**SHORT TASK**: Every line with the string "Pattern" should be gathered.

**DATA SHOWN**:
— start —

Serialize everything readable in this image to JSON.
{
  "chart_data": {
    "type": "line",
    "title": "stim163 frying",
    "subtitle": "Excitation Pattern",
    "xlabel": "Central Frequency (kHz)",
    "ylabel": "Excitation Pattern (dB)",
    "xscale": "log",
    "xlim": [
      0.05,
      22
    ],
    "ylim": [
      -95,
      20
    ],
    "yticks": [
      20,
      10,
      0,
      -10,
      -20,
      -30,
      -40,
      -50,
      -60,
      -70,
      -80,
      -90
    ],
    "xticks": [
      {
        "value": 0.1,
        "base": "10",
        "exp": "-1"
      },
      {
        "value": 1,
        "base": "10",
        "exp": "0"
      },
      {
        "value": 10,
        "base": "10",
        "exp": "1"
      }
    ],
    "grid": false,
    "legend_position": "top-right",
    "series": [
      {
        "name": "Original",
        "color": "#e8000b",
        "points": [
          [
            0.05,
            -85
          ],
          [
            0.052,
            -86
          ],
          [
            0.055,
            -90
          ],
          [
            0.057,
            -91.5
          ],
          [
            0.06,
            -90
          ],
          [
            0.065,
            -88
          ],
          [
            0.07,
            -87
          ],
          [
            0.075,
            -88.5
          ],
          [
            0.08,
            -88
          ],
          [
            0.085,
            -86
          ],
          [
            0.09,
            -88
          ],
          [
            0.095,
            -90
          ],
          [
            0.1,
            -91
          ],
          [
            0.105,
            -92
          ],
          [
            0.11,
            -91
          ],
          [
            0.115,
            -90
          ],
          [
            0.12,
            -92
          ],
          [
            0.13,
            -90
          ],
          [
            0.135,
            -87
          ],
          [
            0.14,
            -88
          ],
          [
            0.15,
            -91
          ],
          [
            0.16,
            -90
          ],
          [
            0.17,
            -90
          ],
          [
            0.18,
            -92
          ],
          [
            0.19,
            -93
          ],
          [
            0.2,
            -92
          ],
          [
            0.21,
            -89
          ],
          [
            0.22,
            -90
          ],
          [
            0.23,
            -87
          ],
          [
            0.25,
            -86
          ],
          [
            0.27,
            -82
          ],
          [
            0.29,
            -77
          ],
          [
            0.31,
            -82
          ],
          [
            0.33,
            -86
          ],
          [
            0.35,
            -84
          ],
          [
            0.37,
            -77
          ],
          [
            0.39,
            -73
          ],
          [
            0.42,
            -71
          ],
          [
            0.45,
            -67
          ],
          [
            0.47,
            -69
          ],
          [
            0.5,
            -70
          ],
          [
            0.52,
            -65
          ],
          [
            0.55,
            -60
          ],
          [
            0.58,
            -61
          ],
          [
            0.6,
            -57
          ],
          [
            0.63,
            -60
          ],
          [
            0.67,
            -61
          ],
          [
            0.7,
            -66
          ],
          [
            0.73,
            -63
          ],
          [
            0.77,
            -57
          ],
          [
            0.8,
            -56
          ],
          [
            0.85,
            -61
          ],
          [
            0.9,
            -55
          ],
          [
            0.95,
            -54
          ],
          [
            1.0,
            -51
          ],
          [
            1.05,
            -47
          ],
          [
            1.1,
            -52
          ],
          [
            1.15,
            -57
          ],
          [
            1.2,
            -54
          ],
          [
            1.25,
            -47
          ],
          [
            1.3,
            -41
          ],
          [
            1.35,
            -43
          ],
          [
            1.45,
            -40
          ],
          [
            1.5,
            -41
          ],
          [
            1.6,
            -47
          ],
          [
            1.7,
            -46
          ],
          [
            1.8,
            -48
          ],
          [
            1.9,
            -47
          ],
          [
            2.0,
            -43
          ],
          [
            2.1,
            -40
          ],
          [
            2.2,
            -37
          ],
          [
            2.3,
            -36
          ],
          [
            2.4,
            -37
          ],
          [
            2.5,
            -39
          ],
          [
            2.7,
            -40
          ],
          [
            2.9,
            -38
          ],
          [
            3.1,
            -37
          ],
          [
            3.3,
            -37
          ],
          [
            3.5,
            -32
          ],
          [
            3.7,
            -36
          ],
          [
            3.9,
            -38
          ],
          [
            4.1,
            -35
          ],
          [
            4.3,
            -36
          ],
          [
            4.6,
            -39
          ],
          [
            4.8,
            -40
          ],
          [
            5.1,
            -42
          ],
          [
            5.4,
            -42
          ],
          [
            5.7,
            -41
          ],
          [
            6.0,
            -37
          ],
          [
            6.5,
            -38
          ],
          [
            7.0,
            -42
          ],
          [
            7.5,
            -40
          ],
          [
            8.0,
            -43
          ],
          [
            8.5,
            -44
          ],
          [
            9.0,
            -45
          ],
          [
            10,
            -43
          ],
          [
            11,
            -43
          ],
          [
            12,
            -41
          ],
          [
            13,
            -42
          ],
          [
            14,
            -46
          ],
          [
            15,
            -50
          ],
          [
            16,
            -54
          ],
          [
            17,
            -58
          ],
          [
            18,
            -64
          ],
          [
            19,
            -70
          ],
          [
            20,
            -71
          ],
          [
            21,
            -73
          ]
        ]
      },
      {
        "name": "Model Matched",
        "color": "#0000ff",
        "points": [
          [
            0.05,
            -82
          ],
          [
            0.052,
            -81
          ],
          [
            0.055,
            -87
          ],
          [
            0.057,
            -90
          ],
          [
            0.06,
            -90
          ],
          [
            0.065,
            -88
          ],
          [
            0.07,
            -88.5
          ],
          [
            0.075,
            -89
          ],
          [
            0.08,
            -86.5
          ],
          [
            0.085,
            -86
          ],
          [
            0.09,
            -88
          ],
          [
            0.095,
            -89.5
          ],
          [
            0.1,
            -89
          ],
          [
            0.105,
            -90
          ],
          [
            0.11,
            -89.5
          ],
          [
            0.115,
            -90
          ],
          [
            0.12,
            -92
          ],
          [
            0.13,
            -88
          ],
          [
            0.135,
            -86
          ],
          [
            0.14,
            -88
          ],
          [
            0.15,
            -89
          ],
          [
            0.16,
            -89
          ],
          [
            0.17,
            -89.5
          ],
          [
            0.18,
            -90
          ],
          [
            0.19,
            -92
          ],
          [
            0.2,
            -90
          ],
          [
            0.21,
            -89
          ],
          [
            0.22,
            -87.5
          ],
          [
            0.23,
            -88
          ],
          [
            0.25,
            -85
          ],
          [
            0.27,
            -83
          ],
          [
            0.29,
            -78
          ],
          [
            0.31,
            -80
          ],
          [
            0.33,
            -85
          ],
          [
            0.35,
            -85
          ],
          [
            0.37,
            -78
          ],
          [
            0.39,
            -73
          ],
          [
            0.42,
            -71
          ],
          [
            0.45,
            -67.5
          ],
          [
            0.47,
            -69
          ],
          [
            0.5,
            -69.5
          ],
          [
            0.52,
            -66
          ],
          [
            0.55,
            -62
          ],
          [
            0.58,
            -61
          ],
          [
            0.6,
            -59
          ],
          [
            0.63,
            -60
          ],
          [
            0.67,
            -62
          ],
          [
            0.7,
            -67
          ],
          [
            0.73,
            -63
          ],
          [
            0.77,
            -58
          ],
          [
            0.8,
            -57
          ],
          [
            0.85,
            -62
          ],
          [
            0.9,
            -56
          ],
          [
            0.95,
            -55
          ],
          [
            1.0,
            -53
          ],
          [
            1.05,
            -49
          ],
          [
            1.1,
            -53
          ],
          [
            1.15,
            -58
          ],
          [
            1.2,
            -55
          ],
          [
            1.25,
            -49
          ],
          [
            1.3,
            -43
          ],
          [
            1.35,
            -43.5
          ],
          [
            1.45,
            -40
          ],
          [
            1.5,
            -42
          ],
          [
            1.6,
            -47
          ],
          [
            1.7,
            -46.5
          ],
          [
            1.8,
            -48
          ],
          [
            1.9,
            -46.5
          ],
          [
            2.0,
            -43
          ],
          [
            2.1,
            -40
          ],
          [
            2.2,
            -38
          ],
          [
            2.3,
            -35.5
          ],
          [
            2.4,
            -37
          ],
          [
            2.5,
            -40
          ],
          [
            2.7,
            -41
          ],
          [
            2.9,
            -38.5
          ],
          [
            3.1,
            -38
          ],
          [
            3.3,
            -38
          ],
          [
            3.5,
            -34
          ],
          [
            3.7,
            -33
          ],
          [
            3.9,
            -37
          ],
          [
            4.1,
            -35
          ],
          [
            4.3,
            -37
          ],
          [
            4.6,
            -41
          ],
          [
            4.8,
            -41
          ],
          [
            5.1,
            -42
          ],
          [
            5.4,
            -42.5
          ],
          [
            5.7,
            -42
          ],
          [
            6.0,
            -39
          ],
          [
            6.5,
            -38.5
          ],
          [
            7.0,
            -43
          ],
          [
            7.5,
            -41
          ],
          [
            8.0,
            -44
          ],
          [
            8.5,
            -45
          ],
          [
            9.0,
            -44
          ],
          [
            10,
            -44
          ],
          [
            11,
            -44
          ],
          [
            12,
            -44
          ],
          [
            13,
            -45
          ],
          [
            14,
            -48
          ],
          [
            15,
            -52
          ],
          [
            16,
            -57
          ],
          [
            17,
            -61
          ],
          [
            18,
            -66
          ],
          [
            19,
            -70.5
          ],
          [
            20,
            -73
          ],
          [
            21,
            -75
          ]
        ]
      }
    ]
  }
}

— end —

**CORRECT OUTPUT**:
    "subtitle": "Excitation Pattern",
    "ylabel": "Excitation Pattern (dB)",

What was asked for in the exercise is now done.